**Records supplied**
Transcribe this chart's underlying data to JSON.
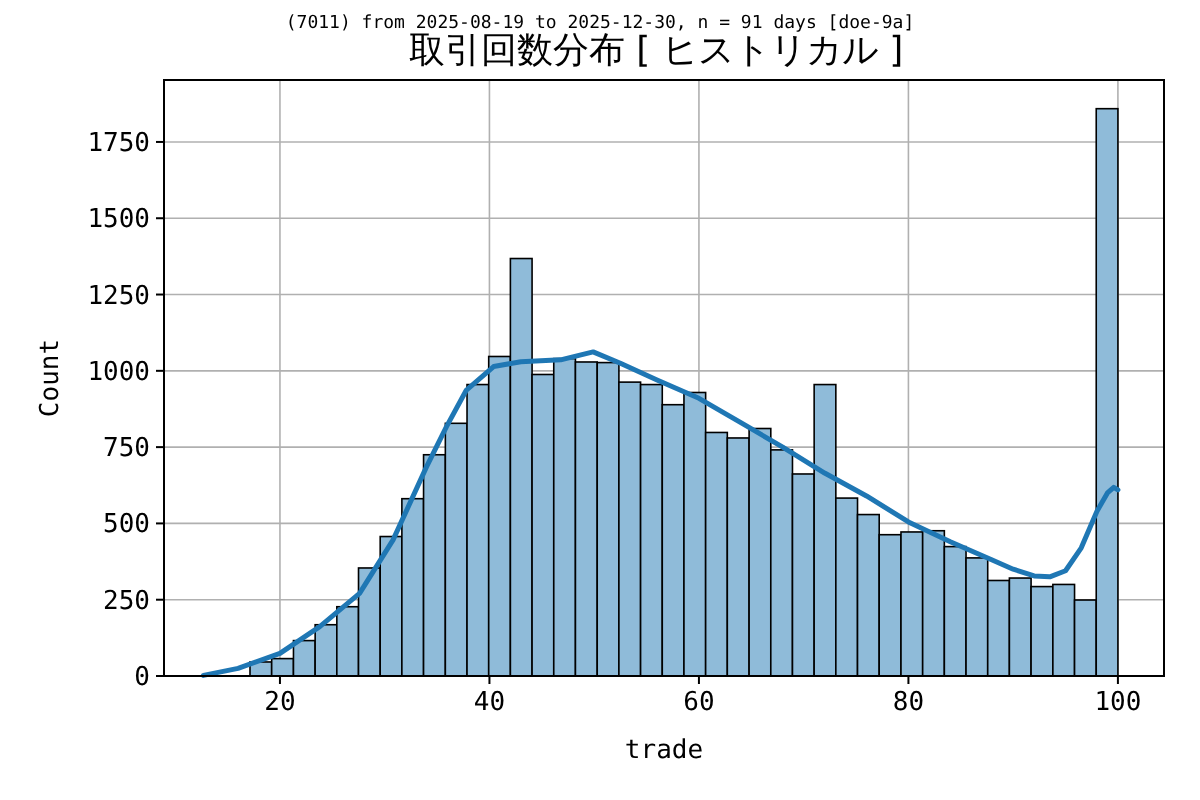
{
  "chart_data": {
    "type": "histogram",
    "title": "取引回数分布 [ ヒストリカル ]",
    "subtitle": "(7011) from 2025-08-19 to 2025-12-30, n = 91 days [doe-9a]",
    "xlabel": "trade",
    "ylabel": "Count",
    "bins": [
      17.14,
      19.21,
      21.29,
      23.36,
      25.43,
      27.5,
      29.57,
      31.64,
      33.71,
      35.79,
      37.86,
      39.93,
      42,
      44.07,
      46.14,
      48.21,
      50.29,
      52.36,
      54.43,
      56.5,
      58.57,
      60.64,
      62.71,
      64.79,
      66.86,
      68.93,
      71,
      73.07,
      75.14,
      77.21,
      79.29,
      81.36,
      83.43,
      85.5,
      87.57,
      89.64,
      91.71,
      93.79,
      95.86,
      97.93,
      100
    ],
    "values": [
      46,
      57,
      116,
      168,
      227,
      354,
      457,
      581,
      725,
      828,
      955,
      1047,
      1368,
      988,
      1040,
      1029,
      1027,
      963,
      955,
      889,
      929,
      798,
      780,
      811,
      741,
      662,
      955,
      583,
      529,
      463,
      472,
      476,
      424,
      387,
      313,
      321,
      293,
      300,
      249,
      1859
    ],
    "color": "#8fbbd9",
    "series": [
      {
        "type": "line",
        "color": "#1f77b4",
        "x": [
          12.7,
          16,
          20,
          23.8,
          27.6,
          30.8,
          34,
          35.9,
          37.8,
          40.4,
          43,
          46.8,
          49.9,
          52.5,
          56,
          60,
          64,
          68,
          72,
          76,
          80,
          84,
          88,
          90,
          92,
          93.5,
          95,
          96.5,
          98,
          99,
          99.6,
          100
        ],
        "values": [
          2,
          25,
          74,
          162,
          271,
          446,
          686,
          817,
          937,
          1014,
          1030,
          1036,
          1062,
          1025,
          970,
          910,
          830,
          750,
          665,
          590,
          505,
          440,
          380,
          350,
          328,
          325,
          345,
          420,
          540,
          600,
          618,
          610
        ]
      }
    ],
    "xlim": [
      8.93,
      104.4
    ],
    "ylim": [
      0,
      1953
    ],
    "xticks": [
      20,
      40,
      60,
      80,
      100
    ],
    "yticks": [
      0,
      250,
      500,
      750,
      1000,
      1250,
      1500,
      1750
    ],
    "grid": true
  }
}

**What this task involves**
Omit the pictures. Output every record above word for word.

**Response below**
Transcribe this chart's underlying data to JSON.
{
  "chart_data": {
    "type": "histogram",
    "title": "取引回数分布 [ ヒストリカル ]",
    "subtitle": "(7011) from 2025-08-19 to 2025-12-30, n = 91 days [doe-9a]",
    "xlabel": "trade",
    "ylabel": "Count",
    "bins": [
      17.14,
      19.21,
      21.29,
      23.36,
      25.43,
      27.5,
      29.57,
      31.64,
      33.71,
      35.79,
      37.86,
      39.93,
      42,
      44.07,
      46.14,
      48.21,
      50.29,
      52.36,
      54.43,
      56.5,
      58.57,
      60.64,
      62.71,
      64.79,
      66.86,
      68.93,
      71,
      73.07,
      75.14,
      77.21,
      79.29,
      81.36,
      83.43,
      85.5,
      87.57,
      89.64,
      91.71,
      93.79,
      95.86,
      97.93,
      100
    ],
    "values": [
      46,
      57,
      116,
      168,
      227,
      354,
      457,
      581,
      725,
      828,
      955,
      1047,
      1368,
      988,
      1040,
      1029,
      1027,
      963,
      955,
      889,
      929,
      798,
      780,
      811,
      741,
      662,
      955,
      583,
      529,
      463,
      472,
      476,
      424,
      387,
      313,
      321,
      293,
      300,
      249,
      1859
    ],
    "color": "#8fbbd9",
    "series": [
      {
        "type": "line",
        "color": "#1f77b4",
        "x": [
          12.7,
          16,
          20,
          23.8,
          27.6,
          30.8,
          34,
          35.9,
          37.8,
          40.4,
          43,
          46.8,
          49.9,
          52.5,
          56,
          60,
          64,
          68,
          72,
          76,
          80,
          84,
          88,
          90,
          92,
          93.5,
          95,
          96.5,
          98,
          99,
          99.6,
          100
        ],
        "values": [
          2,
          25,
          74,
          162,
          271,
          446,
          686,
          817,
          937,
          1014,
          1030,
          1036,
          1062,
          1025,
          970,
          910,
          830,
          750,
          665,
          590,
          505,
          440,
          380,
          350,
          328,
          325,
          345,
          420,
          540,
          600,
          618,
          610
        ]
      }
    ],
    "xlim": [
      8.93,
      104.4
    ],
    "ylim": [
      0,
      1953
    ],
    "xticks": [
      20,
      40,
      60,
      80,
      100
    ],
    "yticks": [
      0,
      250,
      500,
      750,
      1000,
      1250,
      1500,
      1750
    ],
    "grid": true
  }
}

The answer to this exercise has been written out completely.